> [Text provided]:
##############################
Question

If $f\left(x\right)=a{x}^2+bx+c,a,b,c\in R$ and equation $f\left(x\right)-x=0$ has non-real roots $\alpha ,\beta$. Let $\gamma ,\delta$ be the roots of $f\left(f\right(x\left)\right)-x=0$ ($\gamma ,\delta$ are not equal to $\alpha ,\beta$). Then $\left|\begin{array}{ccc}2& \alpha & \delta \\ \beta & 0& \alpha \\ \gamma & \beta & 1\end{array}\right|$ is

• A. 0
• B. purely real
• C. purely imaginary
• D. none of these

Answer 1

The correct option is B purely real

$f\left(x\right)=a{x}^2+bx+c;a,b,c\in R$ and equation $f\left(x\right)-x=0$ has imaginary roots $\alpha ,\beta$ and $\gamma ,\delta$ be the roots of $f\left(f\right(x\left)\right)-x=0$
since $\alpha ,\beta$ are roots of $f\left(x\right)-x=0$
$f\left(\alpha \right)-\alpha =0$ $\Rightarrow f\left(\alpha \right)=\alpha$
$f\left(\beta \right)-\beta =0$ $\Rightarrow f\left(\beta \right)=\beta$
$f\left(f\right(\alpha \left)\right)-\alpha =f\left(\alpha \right)-\alpha =0$
$f\left(f\right(\beta \left)\right)-\beta =f\left(\beta \right)-\beta =0$
$\therefore \alpha ,\beta$ are also roots of $f\left(f\right(x\left)\right)-x=0$ ------(*)
$f\left(x\right)-x=a{x}^2+(b-1)x+c=0$
roots are imaginary.
i.e $\alpha ,\beta$ are conjugate to each other and $D<0$
$\Rightarrow (b-1{)}^2-4ac<0$ -------(1)
##############################
> [Source material]:
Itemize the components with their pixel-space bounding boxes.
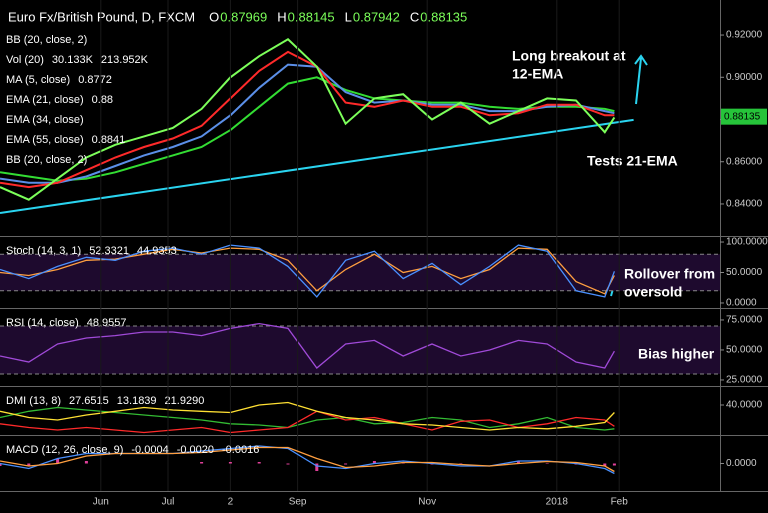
##############################
> [Stated task]: Resume the worked solution on the roots of f(f(x)) − x = 0, starting right after its last line. Nothing in the data is needed here.

> [Solved exercise]:
$f\left(f\right(x\left)\right)-x=a(a{x}^2+bx+c{)}^2+b(a{x}^2+bx+c)+c-x=0$
$\Rightarrow (a{x}^2+(b-1)x+c)(a^2{x}^2+(ab+a)x+ac+b+1)=0$
$D=(ab+a{)}^2-4a^2(ac+b+1)=a^2\left(\right(b-1{)}^2-4ac)-4a^2<0$ ($\because$ from (1))
$\therefore \gamma ,\delta$ are also imaginary roots and conjugate to each other.
$\left|\begin{array}{ccc}2& \alpha & \delta \\ \beta & 0& \alpha \\ \gamma & \beta & 1\end{array}\right|$ $=-3\alpha \beta +{\alpha }^2\gamma +{\beta }^2\delta$ ------ (2)
$\alpha \beta$ is real
${\alpha }^2\gamma$ is conjugate to ${\beta }^2\delta$
$\Rightarrow {\alpha }^2\gamma +{\beta }^2\delta$ is real
from (2)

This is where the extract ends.